* _What the task asks_
Copy every line of the records below that holds the word "实业救国".

* _Exercise input_
========
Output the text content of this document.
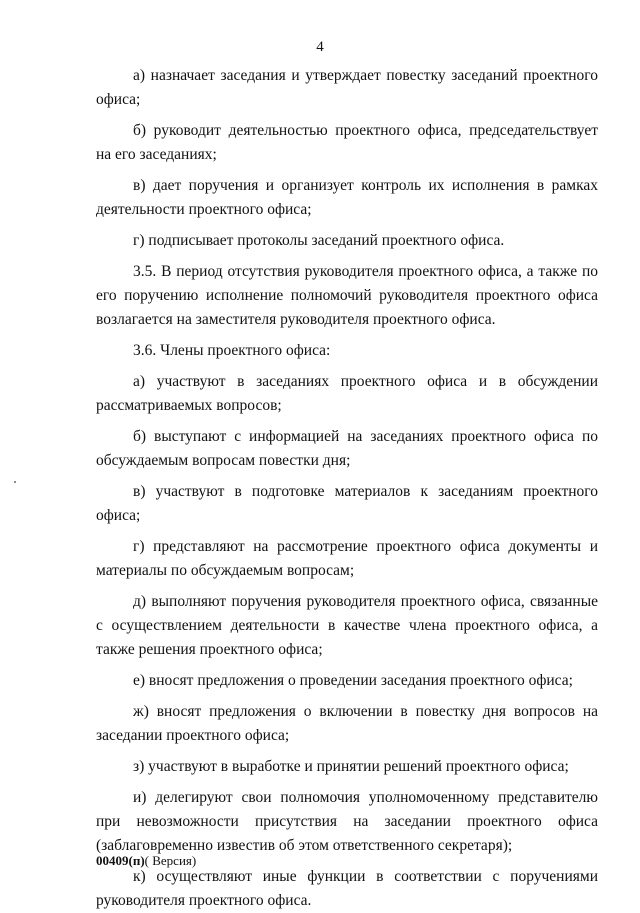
4

а) назначает заседания и утверждает повестку заседаний проектного офиса;

б) руководит деятельностью проектного офиса, председательствует на его заседаниях;

в) дает поручения и организует контроль их исполнения в рамках деятельности проектного офиса;

г) подписывает протоколы заседаний проектного офиса.

3.5. В период отсутствия руководителя проектного офиса, а также по его поручению исполнение полномочий руководителя проектного офиса возлагается на заместителя руководителя проектного офиса.

3.6. Члены проектного офиса:

а) участвуют в заседаниях проектного офиса и в обсуждении рассматриваемых вопросов;

б) выступают с информацией на заседаниях проектного офиса по обсуждаемым вопросам повестки дня;

в) участвуют в подготовке материалов к заседаниям проектного офиса;

г) представляют на рассмотрение проектного офиса документы и материалы по обсуждаемым вопросам;

д) выполняют поручения руководителя проектного офиса, связанные с осуществлением деятельности в качестве члена проектного офиса, а также решения проектного офиса;

е) вносят предложения о проведении заседания проектного офиса;

ж) вносят предложения о включении в повестку дня вопросов на заседании проектного офиса;

з) участвуют в выработке и принятии решений проектного офиса;

и) делегируют свои полномочия уполномоченному представителю при невозможности присутствия на заседании проектного офиса (заблаговременно известив об этом ответственного секретаря);

к) осуществляют иные функции в соответствии с поручениями руководителя проектного офиса.

00409(п)( Версия)
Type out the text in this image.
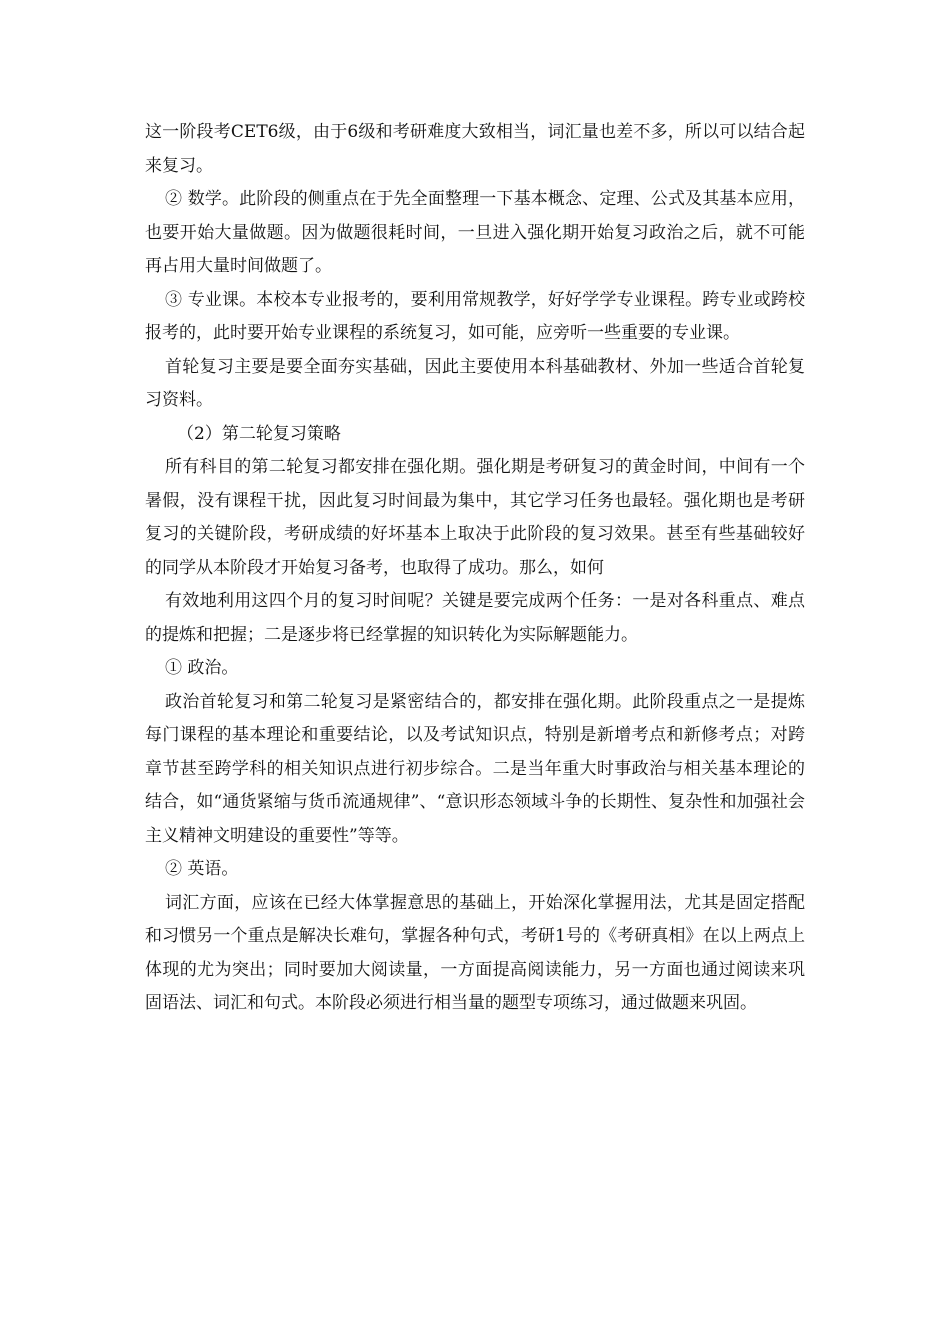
这一阶段考CET6级，由于6级和考研难度大致相当，词汇量也差不多，所以可以结合起来复习。

② 数学。此阶段的侧重点在于先全面整理一下基本概念、定理、公式及其基本应用，也要开始大量做题。因为做题很耗时间，一旦进入强化期开始复习政治之后，就不可能再占用大量时间做题了。

③ 专业课。本校本专业报考的，要利用常规教学，好好学学专业课程。跨专业或跨校报考的，此时要开始专业课程的系统复习，如可能，应旁听一些重要的专业课。

首轮复习主要是要全面夯实基础，因此主要使用本科基础教材、外加一些适合首轮复习资料。

（2）第二轮复习策略

所有科目的第二轮复习都安排在强化期。强化期是考研复习的黄金时间，中间有一个暑假，没有课程干扰，因此复习时间最为集中，其它学习任务也最轻。强化期也是考研复习的关键阶段，考研成绩的好坏基本上取决于此阶段的复习效果。甚至有些基础较好的同学从本阶段才开始复习备考，也取得了成功。那么，如何

有效地利用这四个月的复习时间呢？关键是要完成两个任务：一是对各科重点、难点的提炼和把握；二是逐步将已经掌握的知识转化为实际解题能力。

① 政治。

政治首轮复习和第二轮复习是紧密结合的，都安排在强化期。此阶段重点之一是提炼每门课程的基本理论和重要结论，以及考试知识点，特别是新增考点和新修考点；对跨章节甚至跨学科的相关知识点进行初步综合。二是当年重大时事政治与相关基本理论的结合，如“通货紧缩与货币流通规律”、“意识形态领域斗争的长期性、复杂性和加强社会主义精神文明建设的重要性”等等。

② 英语。

词汇方面，应该在已经大体掌握意思的基础上，开始深化掌握用法，尤其是固定搭配和习惯另一个重点是解决长难句，掌握各种句式，考研1号的《考研真相》在以上两点上体现的尤为突出；同时要加大阅读量，一方面提高阅读能力，另一方面也通过阅读来巩固语法、词汇和句式。本阶段必须进行相当量的题型专项练习，通过做题来巩固。
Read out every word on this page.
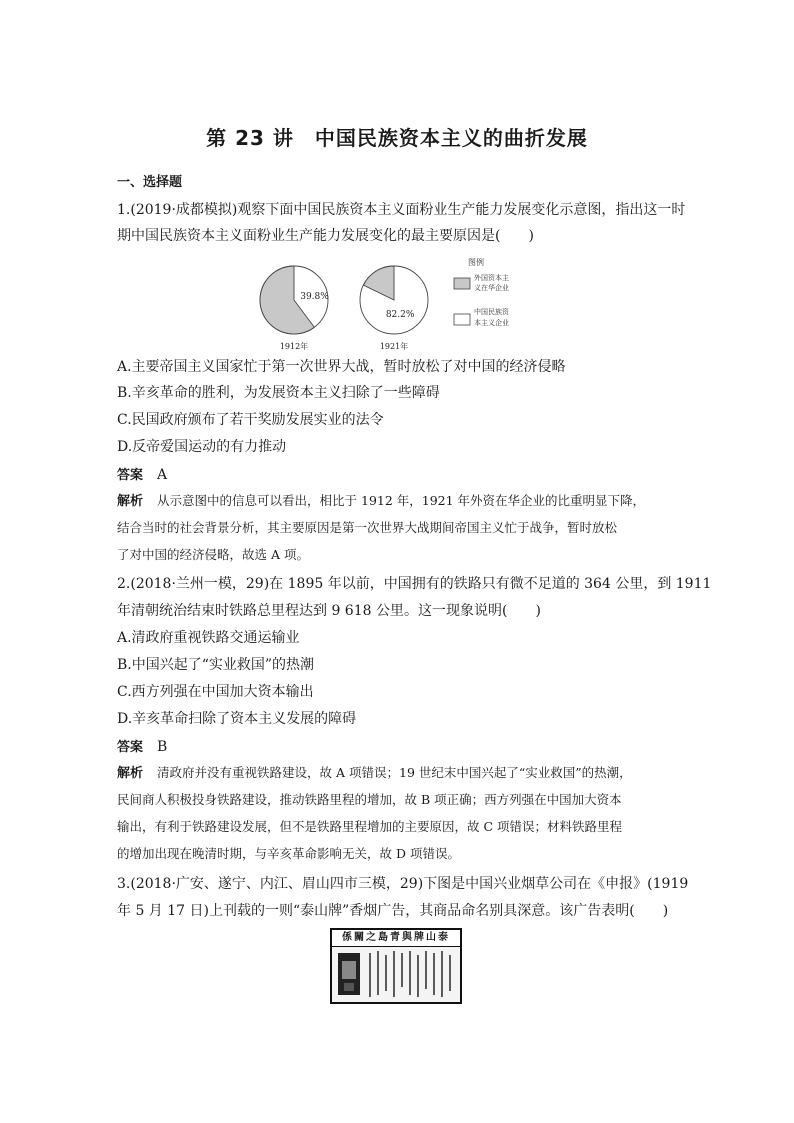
第 23 讲　中国民族资本主义的曲折发展
一、选择题
1.(2019·成都模拟)观察下面中国民族资本主义面粉业生产能力发展变化示意图，指出这一时
期中国民族资本主义面粉业生产能力发展变化的最主要原因是(　　)
39.8%
1912年
82.2%
1921年
图例
外国资本主
义在华企业
中国民族资
本主义企业
A.主要帝国主义国家忙于第一次世界大战，暂时放松了对中国的经济侵略
B.辛亥革命的胜利，为发展资本主义扫除了一些障碍
C.民国政府颁布了若干奖励发展实业的法令
D.反帝爱国运动的有力推动
答案 A
解析 从示意图中的信息可以看出，相比于 1912 年，1921 年外资在华企业的比重明显下降，
结合当时的社会背景分析，其主要原因是第一次世界大战期间帝国主义忙于战争，暂时放松
了对中国的经济侵略，故选 A 项。
2.(2018·兰州一模，29)在 1895 年以前，中国拥有的铁路只有微不足道的 364 公里，到 1911
年清朝统治结束时铁路总里程达到 9 618 公里。这一现象说明(　　)
A.清政府重视铁路交通运输业
B.中国兴起了“实业救国”的热潮
C.西方列强在中国加大资本输出
D.辛亥革命扫除了资本主义发展的障碍
答案 B
解析 清政府并没有重视铁路建设，故 A 项错误；19 世纪末中国兴起了“实业救国”的热潮，
民间商人积极投身铁路建设，推动铁路里程的增加，故 B 项正确；西方列强在中国加大资本
输出，有利于铁路建设发展，但不是铁路里程增加的主要原因，故 C 项错误；材料铁路里程
的增加出现在晚清时期，与辛亥革命影响无关，故 D 项错误。
3.(2018·广安、遂宁、内江、眉山四市三模，29)下图是中国兴业烟草公司在《申报》(1919
年 5 月 17 日)上刊载的一则“泰山牌”香烟广告，其商品命名别具深意。该广告表明(　　)
係關之島青與牌山泰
========
* _Final answer_
B.中国兴起了“实业救国”的热潮
解析 清政府并没有重视铁路建设，故 A 项错误；19 世纪末中国兴起了“实业救国”的热潮，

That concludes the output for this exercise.